▶ **DOCUMENT**:
· · · · · · ·

He drives down a road which, I think, leads to the Farm.   As an aside, let me note that the number of zoom shots in this is distracting.    Anyway, he drives down a side road and pulls up in front of the same gate to the farm, and the guards tell him they’ll shoot.  Then they shoot just to show they weren’t kidding.  (They fire at the ground in front of him.)    He gets back in his car and drives away, and the guards call this in. 

We then cut to some time later, and Robert Hutton is now on foot, sneaking around.  He eyes the guard post with his binoculars, then scans over a fog-covered bit of farm land.  There’s a huge pool of water there, and in moments, it starts agitating, and a sort of metallic structure rises up from the depths.  It moves to the side, revealing that it was holding what looks like a missile with a smiley face on it.  No, honestly, it’s a smiley face.  It looks like a mascot for a bullet company. 

This mascot fires a missile into the sky, and Robert Hutton starts timing it while the jazzy music plays and the structure (and smiley face thing) descend back into the water.  Robert Hutton looks at the Moon.   Perhaps he's remembering that swell drawing he once had that said "MOON" on it.

And we cut to a television screen, where a British Guy tells us that “the plague continues to spread”  but the good news is, they’ve found a way to dispose of the bodies.  He can’t tell us what this way is, but assures us, “There is now hope.”  Robert Hutton looks cynically upon this pronouncement.  He’s poking at some documents. 

Then we cut to him approaching the electric fence in his roadster.  He hefts what looks like the head of a tripod for cameras, and runs along the fence.  He sees some patrolling guards, and continues on, and now seems to be in some building or another.  Has he got past the electric fence?  I don’t think so but I can’t guess where he is now. 

Well, he flings the tripod head at the fence, and it sparks.  And the guards start up a shoot-fest, and barely miss Robert Hutton.  And more of them show up and shoot at Robert Hutton, who jumps into his roadster and drives…through an open gate.  What?  How did that happen?  Did they open it so they could shoot at him?  If so, why did they miss?

Anyway, he drives on, and is soon crawling through the undergrowth with a rifle (in a pretty cool shot, I must admit).  The guards, having given up, are just milling around, so he aims at one of a pair of antennae on top of a large box, and fires.  He doesn’t do much damage, but he does rouse the attention of the guards, who start muttering things like “What was that?" and other salient observations.   Robert Hutton fires a second shot, which seems to damage the one antenna (the one on the right), so the guards start shooting in some generally agreed-upon direction.  Only one shot gets near him, though, so he moves on.

He fires another shot at the other antenna, and this has the desired effect:  the whole antenna-housing structure bursts into flames and falls apart.   And now we see that Robert Hutton is still on the “outside” side of the electric fence.  He confirms that the power is off (by throwing his gun against the fence) and he climbs over.  “Emergency power” warnings are broadcast over some loudspeakers, and he hurls himself into a pasture to escape some guards with searchlights.

· · · · · · ·

▶ **GIVEN TASK 1**:
Answer these questions using the recap:
(a) At what do the guards fire when Robert Hutton first pulls up at the gate to the farm?
(b) What is drawn on the missile that the metallic structure lifts out of the pool?
(c) How does Robert Hutton confirm that the power to the electric fence is off?
▶ **GIVEN TASK 2**:
In the recap, list every question the writer asks in the paragraph that begins "Well, he flings the tripod head at the fence".

(Layout annotation data)
· · · · · · ·

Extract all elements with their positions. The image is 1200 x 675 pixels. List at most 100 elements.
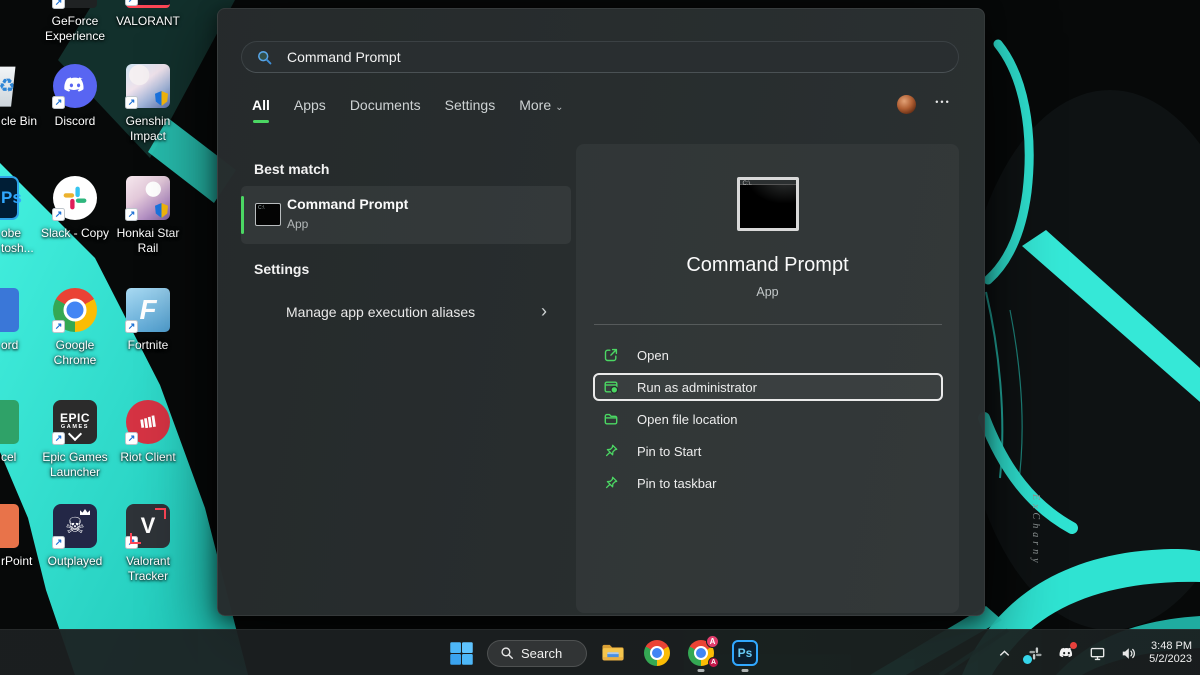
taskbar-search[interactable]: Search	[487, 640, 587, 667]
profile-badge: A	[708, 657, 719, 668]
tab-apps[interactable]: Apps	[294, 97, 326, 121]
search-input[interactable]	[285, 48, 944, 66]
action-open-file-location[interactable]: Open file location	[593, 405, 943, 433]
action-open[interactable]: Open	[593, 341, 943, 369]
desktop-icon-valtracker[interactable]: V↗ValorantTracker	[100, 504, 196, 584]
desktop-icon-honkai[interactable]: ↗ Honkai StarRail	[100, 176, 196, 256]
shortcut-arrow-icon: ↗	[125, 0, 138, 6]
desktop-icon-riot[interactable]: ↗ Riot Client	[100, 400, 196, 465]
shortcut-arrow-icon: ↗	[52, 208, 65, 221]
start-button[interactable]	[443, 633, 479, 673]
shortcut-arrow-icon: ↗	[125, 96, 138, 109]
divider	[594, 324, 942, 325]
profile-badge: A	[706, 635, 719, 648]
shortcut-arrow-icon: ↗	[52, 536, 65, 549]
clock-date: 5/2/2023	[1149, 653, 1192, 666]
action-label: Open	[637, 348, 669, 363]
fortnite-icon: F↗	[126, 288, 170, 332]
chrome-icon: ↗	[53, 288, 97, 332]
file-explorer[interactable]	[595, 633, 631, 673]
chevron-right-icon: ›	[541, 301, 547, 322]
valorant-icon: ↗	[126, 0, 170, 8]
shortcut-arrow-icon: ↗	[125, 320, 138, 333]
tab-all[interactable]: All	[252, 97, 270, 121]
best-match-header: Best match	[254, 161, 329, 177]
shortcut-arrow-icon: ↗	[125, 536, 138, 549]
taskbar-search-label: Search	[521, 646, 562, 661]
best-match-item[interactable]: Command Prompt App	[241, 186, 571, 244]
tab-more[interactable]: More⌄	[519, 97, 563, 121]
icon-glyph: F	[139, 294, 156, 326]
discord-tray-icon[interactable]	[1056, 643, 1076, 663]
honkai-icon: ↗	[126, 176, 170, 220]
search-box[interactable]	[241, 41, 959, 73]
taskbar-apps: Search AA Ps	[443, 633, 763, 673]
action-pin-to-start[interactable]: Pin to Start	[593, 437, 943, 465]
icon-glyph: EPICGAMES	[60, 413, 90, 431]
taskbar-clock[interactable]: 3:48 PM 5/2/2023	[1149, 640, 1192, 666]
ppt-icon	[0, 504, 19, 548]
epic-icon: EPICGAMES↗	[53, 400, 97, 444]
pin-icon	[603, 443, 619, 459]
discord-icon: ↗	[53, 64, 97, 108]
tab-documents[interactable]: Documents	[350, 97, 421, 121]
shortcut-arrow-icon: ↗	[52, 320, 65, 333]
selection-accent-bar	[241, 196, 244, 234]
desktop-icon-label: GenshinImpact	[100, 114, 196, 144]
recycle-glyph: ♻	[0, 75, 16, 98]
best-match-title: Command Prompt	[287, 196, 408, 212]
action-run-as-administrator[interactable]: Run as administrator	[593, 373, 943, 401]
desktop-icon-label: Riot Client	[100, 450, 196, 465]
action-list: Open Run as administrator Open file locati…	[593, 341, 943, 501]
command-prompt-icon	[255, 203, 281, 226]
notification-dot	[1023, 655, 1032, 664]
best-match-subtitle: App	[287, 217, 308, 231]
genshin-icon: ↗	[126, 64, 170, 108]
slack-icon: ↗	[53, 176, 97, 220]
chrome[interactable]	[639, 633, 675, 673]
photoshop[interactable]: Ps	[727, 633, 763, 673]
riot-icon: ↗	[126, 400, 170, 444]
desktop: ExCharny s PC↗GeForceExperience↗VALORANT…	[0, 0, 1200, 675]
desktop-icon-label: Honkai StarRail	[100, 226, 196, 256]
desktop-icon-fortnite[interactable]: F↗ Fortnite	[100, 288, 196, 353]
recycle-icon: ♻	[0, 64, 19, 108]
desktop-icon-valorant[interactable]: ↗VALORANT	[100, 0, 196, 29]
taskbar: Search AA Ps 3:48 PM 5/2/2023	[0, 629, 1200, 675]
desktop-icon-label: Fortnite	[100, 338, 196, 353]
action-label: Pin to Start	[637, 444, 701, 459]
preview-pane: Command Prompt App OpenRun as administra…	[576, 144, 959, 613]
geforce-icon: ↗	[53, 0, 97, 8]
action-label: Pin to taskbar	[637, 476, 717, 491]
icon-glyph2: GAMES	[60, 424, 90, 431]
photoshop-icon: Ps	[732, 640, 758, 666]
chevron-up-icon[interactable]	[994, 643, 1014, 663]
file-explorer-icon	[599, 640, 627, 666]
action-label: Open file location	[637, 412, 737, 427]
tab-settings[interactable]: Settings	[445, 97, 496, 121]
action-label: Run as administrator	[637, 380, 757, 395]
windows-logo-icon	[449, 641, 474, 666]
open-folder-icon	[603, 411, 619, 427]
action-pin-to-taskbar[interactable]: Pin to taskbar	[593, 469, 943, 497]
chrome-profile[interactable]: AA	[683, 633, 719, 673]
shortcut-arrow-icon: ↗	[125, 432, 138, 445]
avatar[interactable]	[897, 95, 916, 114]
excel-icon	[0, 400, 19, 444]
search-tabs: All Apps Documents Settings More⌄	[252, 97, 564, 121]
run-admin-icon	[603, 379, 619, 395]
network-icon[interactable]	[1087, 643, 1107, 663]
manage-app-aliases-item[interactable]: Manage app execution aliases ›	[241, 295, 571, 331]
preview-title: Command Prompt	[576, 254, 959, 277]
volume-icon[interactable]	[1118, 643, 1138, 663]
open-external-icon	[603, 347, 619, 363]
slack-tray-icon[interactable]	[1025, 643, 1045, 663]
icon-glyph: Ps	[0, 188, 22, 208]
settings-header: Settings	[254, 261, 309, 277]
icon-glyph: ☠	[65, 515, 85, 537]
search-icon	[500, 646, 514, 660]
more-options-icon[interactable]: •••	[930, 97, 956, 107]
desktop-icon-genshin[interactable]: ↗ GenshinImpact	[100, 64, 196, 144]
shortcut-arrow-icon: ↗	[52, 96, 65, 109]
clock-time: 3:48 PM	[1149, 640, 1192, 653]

· · · · · · ·

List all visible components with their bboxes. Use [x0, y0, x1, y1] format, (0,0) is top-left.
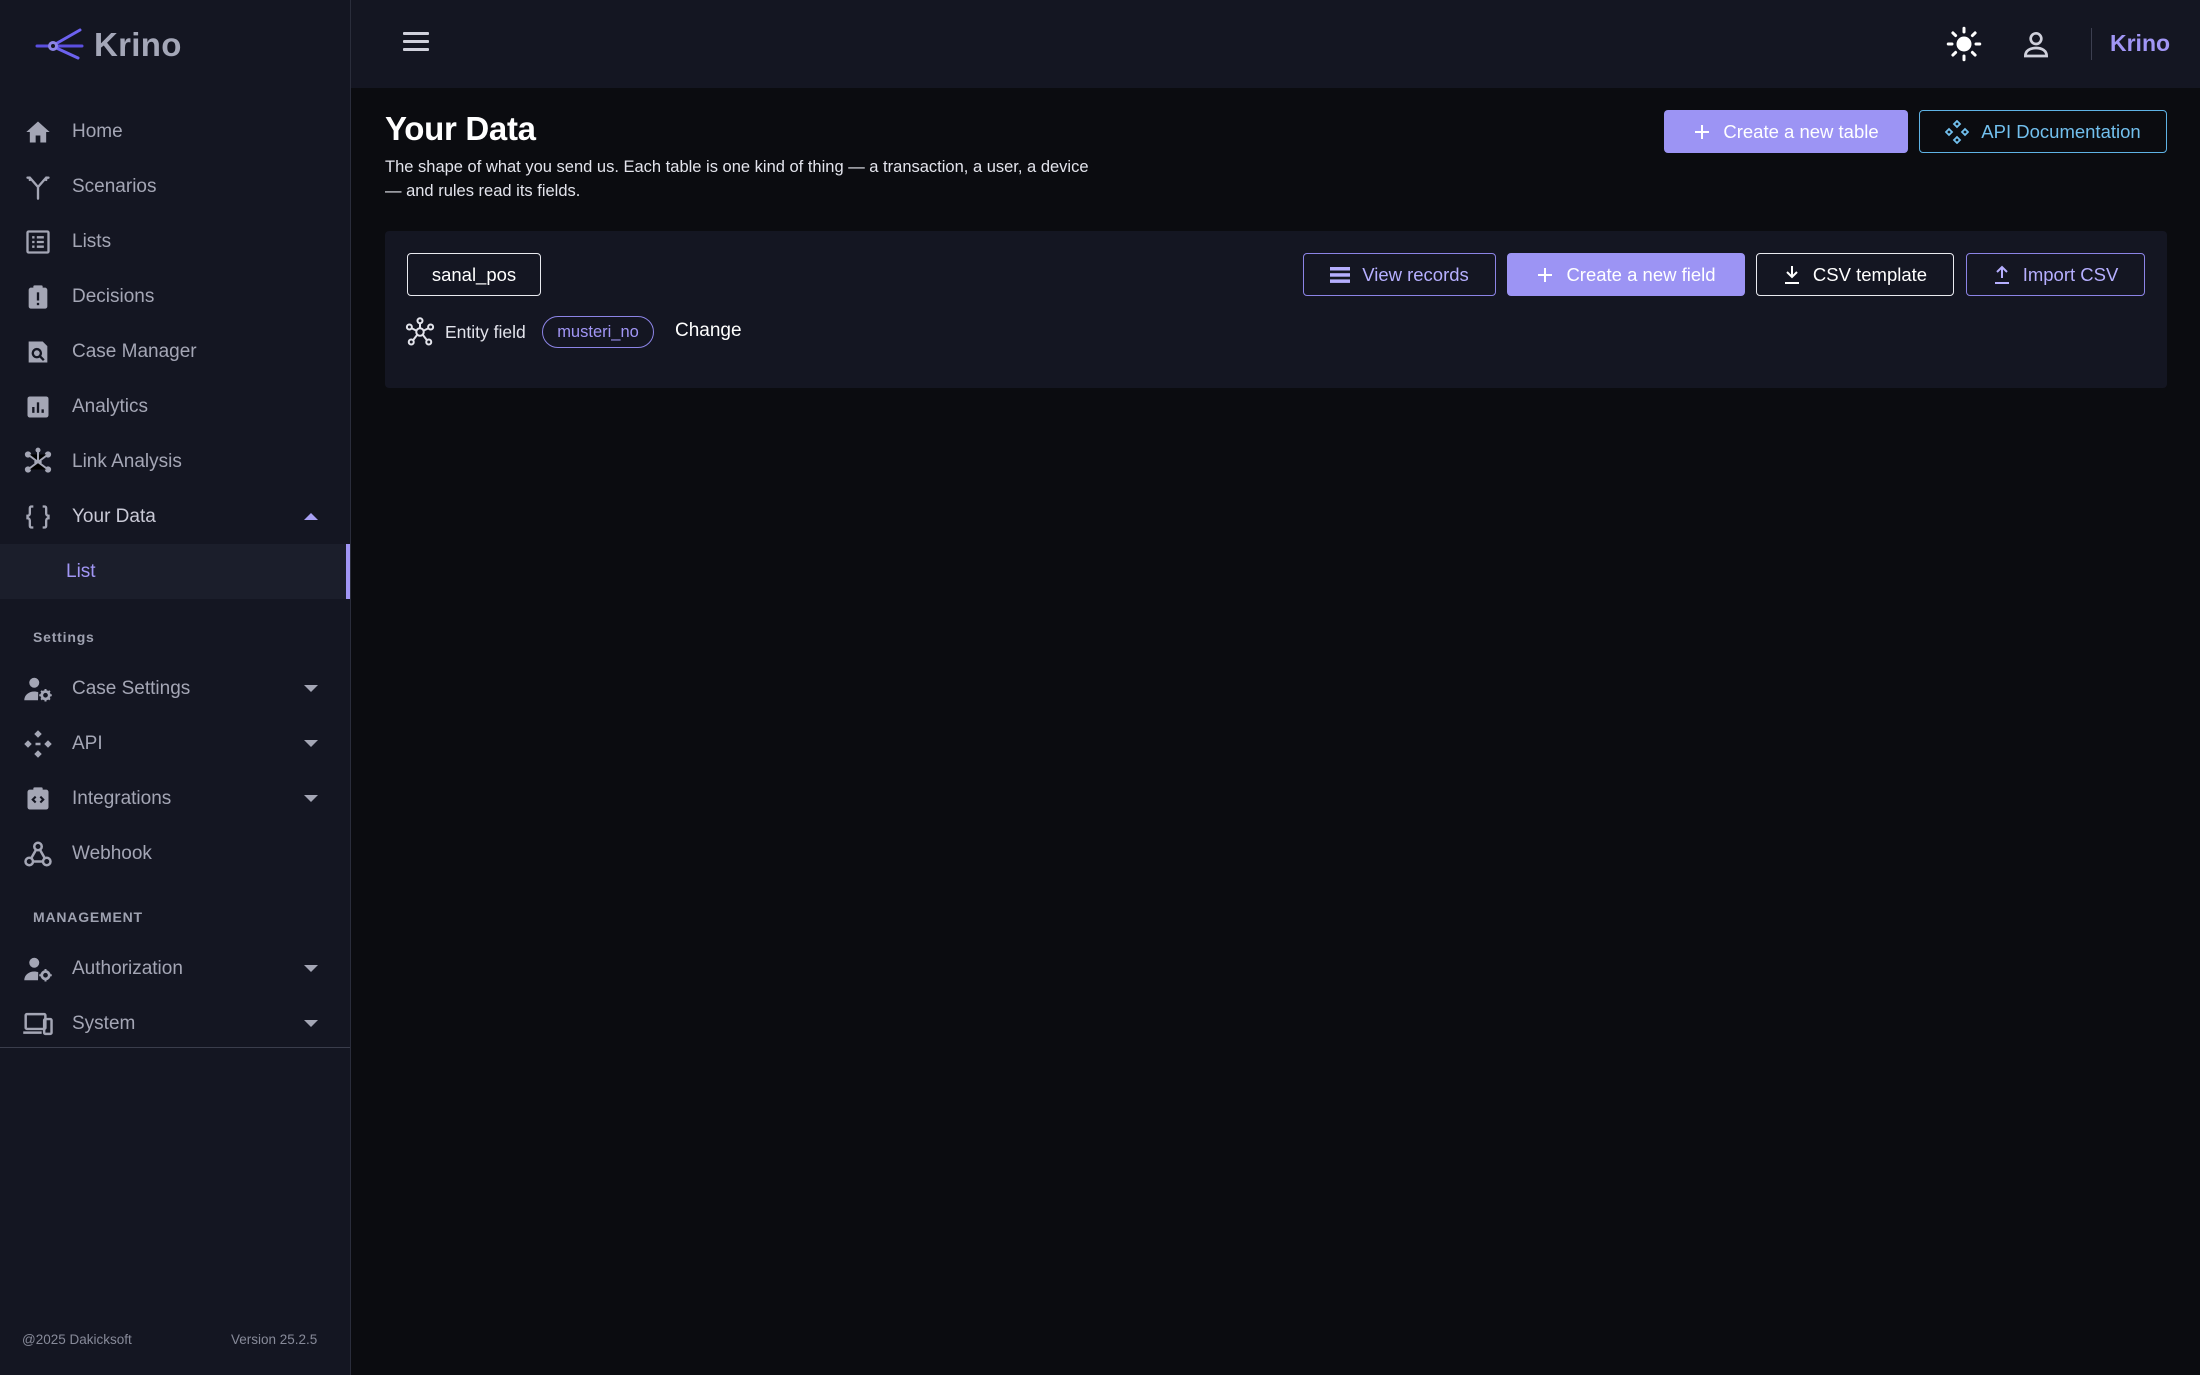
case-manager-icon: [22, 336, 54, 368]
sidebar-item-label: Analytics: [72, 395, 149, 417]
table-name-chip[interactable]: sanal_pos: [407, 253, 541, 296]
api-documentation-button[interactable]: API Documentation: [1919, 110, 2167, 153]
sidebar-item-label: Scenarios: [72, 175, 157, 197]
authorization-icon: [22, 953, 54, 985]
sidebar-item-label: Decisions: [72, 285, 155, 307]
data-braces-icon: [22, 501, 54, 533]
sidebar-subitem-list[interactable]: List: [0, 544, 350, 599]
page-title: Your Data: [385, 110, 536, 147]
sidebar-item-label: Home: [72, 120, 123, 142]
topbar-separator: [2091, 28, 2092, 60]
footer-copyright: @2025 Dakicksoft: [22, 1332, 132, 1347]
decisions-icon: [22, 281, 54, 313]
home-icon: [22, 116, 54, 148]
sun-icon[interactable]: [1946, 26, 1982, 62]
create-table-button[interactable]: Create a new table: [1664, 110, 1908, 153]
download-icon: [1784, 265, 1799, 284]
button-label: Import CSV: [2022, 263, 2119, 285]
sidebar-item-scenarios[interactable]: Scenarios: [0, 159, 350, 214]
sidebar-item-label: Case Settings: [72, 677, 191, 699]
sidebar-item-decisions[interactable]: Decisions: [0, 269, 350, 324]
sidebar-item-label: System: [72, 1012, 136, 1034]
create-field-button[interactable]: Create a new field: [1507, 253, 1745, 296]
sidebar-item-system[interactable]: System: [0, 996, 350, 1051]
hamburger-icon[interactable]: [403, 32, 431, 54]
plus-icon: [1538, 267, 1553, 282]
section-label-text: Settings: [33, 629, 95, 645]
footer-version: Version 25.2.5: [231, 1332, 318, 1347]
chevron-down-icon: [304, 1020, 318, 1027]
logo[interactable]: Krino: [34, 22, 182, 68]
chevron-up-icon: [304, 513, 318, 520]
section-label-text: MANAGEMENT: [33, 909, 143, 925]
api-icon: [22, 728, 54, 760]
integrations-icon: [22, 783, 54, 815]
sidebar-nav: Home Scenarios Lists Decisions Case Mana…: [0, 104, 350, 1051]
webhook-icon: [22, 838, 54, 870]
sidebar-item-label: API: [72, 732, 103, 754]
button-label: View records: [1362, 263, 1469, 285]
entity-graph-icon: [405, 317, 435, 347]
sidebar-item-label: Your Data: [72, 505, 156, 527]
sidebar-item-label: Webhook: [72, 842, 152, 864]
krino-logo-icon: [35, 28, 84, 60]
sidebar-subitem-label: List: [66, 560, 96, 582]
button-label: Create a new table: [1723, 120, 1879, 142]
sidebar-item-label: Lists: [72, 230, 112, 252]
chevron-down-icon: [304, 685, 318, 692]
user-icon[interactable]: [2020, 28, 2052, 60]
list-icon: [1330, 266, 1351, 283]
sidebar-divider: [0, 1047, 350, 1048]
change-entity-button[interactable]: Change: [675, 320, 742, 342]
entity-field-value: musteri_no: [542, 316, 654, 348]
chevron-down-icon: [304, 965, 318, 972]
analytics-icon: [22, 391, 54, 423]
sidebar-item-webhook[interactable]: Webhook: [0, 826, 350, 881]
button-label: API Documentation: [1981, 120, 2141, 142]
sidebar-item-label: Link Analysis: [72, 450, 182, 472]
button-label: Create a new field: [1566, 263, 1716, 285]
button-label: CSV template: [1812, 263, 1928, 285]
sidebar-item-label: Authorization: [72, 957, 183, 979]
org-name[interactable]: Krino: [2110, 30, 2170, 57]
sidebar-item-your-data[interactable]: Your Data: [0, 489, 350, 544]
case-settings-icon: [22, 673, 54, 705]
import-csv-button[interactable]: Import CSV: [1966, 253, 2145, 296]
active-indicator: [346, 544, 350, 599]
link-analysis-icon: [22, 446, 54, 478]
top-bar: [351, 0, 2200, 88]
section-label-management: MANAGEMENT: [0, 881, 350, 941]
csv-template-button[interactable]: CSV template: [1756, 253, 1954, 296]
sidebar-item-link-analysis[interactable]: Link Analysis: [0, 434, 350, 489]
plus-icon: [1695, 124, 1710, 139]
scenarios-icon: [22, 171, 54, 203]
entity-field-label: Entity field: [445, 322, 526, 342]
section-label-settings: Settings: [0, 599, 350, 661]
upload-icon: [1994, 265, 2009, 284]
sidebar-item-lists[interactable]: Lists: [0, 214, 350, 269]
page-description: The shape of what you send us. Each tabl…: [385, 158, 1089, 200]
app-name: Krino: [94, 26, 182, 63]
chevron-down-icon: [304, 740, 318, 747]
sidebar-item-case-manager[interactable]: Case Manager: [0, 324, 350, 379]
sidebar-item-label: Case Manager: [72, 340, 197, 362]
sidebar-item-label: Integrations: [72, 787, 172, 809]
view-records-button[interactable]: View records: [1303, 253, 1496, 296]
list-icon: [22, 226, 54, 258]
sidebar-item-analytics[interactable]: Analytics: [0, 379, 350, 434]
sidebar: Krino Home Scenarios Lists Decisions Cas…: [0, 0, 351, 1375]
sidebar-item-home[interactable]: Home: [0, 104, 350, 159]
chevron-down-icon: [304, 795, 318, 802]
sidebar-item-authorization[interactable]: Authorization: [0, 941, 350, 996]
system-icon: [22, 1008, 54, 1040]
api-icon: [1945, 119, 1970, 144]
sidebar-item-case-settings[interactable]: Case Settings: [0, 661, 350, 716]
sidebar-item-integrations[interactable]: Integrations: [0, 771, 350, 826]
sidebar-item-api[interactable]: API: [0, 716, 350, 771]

· · · · · · ·

▶ **FULL ANSWER 1**:
(a) The ground in front of him.
(b) A smiley face.
(c) He throws his gun against the fence.

▶ **FULL ANSWER 2**:
- What?
- How did that happen?
- Did they open it so they could shoot at him?
- If so, why did they miss?